OBJECTIVE:
Gather all lines containing the string "JSON" and copy them out.

Dataset entries on figures

----

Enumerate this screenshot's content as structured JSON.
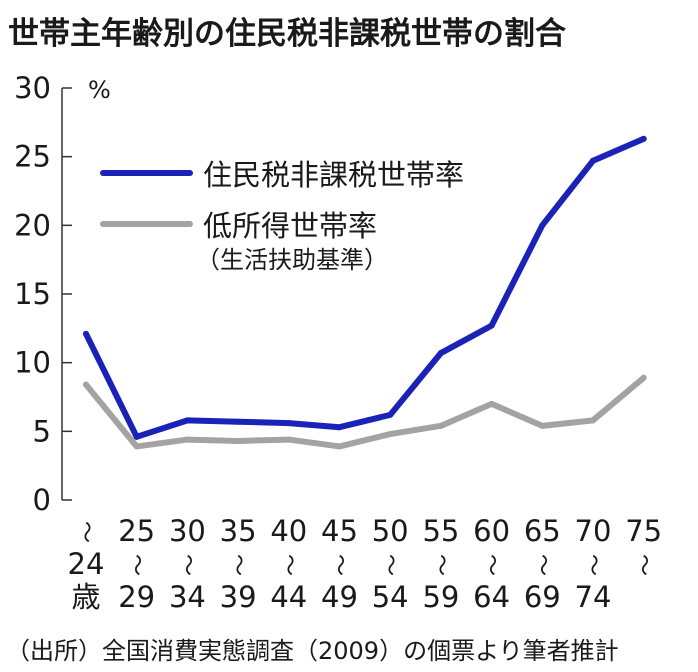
{
  "chart_data": {
    "type": "line",
    "title": "世帯主年齢別の住民税非課税世帯の割合",
    "ylabel": "",
    "y_unit": "%",
    "ylim": [
      0,
      30
    ],
    "yticks": [
      "0",
      "5",
      "10",
      "15",
      "20",
      "25",
      "30"
    ],
    "grid": false,
    "legend_position": "top-left",
    "categories": [
      [
        "〜",
        "24",
        "歳"
      ],
      [
        "25",
        "〜",
        "29"
      ],
      [
        "30",
        "〜",
        "34"
      ],
      [
        "35",
        "〜",
        "39"
      ],
      [
        "40",
        "〜",
        "44"
      ],
      [
        "45",
        "〜",
        "49"
      ],
      [
        "50",
        "〜",
        "54"
      ],
      [
        "55",
        "〜",
        "59"
      ],
      [
        "60",
        "〜",
        "64"
      ],
      [
        "65",
        "〜",
        "69"
      ],
      [
        "70",
        "〜",
        "74"
      ],
      [
        "75",
        "〜",
        ""
      ]
    ],
    "series": [
      {
        "name": "住民税非課税世帯率",
        "color": "#1b22b8",
        "values": [
          12.1,
          4.6,
          5.8,
          5.7,
          5.6,
          5.3,
          6.2,
          10.7,
          12.7,
          20.0,
          24.7,
          26.3
        ]
      },
      {
        "name": "低所得世帯率",
        "sublabel": "（生活扶助基準）",
        "color": "#a3a3a3",
        "values": [
          8.4,
          3.9,
          4.4,
          4.3,
          4.4,
          3.9,
          4.8,
          5.4,
          7.0,
          5.4,
          5.8,
          8.9
        ]
      }
    ],
    "source": "（出所）全国消費実態調査（2009）の個票より筆者推計"
  }
}
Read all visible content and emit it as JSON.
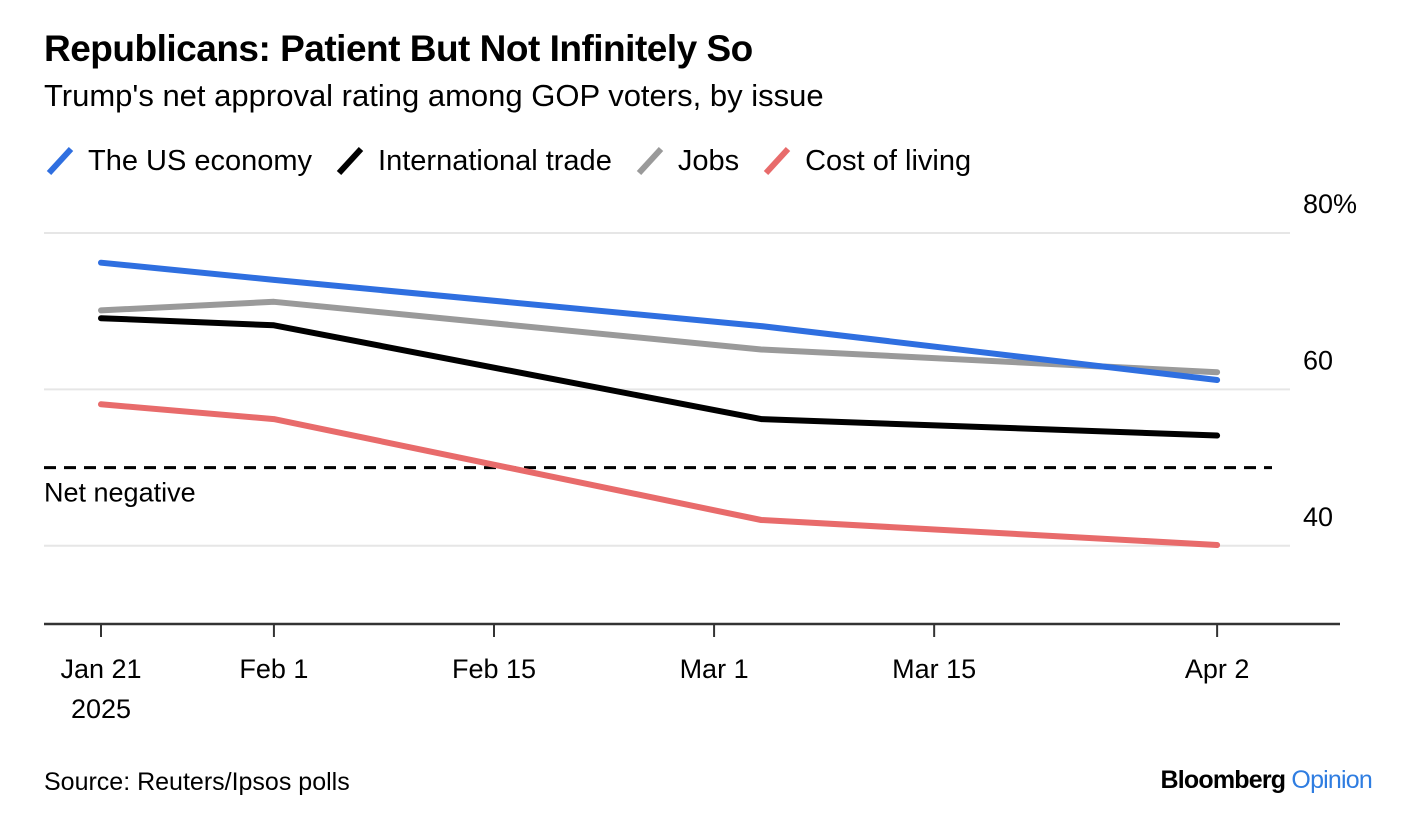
{
  "chart_data": {
    "type": "line",
    "title": "Republicans: Patient But Not Infinitely So",
    "subtitle": "Trump's net approval rating among GOP voters, by issue",
    "xlabel": "",
    "ylabel": "",
    "x": [
      "2025-01-21",
      "2025-02-01",
      "2025-03-04",
      "2025-04-02"
    ],
    "x_day_offsets": [
      0,
      11,
      42,
      71
    ],
    "series": [
      {
        "name": "The US economy",
        "color": "#2f6fe0",
        "values": [
          76.2,
          74.0,
          68.1,
          61.2
        ]
      },
      {
        "name": "International trade",
        "color": "#000000",
        "values": [
          69.1,
          68.2,
          56.2,
          54.1
        ]
      },
      {
        "name": "Jobs",
        "color": "#9a9a9a",
        "values": [
          70.1,
          71.2,
          65.1,
          62.2
        ]
      },
      {
        "name": "Cost of living",
        "color": "#e86b6b",
        "values": [
          58.1,
          56.2,
          43.3,
          40.1
        ]
      }
    ],
    "ylim": [
      30,
      80
    ],
    "yticks": [
      {
        "value": 80,
        "label": "80%"
      },
      {
        "value": 60,
        "label": "60"
      },
      {
        "value": 40,
        "label": "40"
      }
    ],
    "xticks": [
      {
        "day": 0,
        "label": "Jan 21",
        "sublabel": "2025"
      },
      {
        "day": 11,
        "label": "Feb 1",
        "sublabel": ""
      },
      {
        "day": 25,
        "label": "Feb 15",
        "sublabel": ""
      },
      {
        "day": 39,
        "label": "Mar 1",
        "sublabel": ""
      },
      {
        "day": 53,
        "label": "Mar 15",
        "sublabel": ""
      },
      {
        "day": 71,
        "label": "Apr 2",
        "sublabel": ""
      }
    ],
    "reference_line": {
      "value": 50,
      "label": "Net negative",
      "style": "dashed"
    },
    "grid": true,
    "legend_position": "top-left"
  },
  "footer": {
    "source": "Source: Reuters/Ipsos polls",
    "brand_main": "Bloomberg",
    "brand_accent": "Opinion"
  }
}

----

EXPECTED OUTPUT:
Enumerate this screenshot's content as structured JSON.
Read all visible content and emit it as JSON.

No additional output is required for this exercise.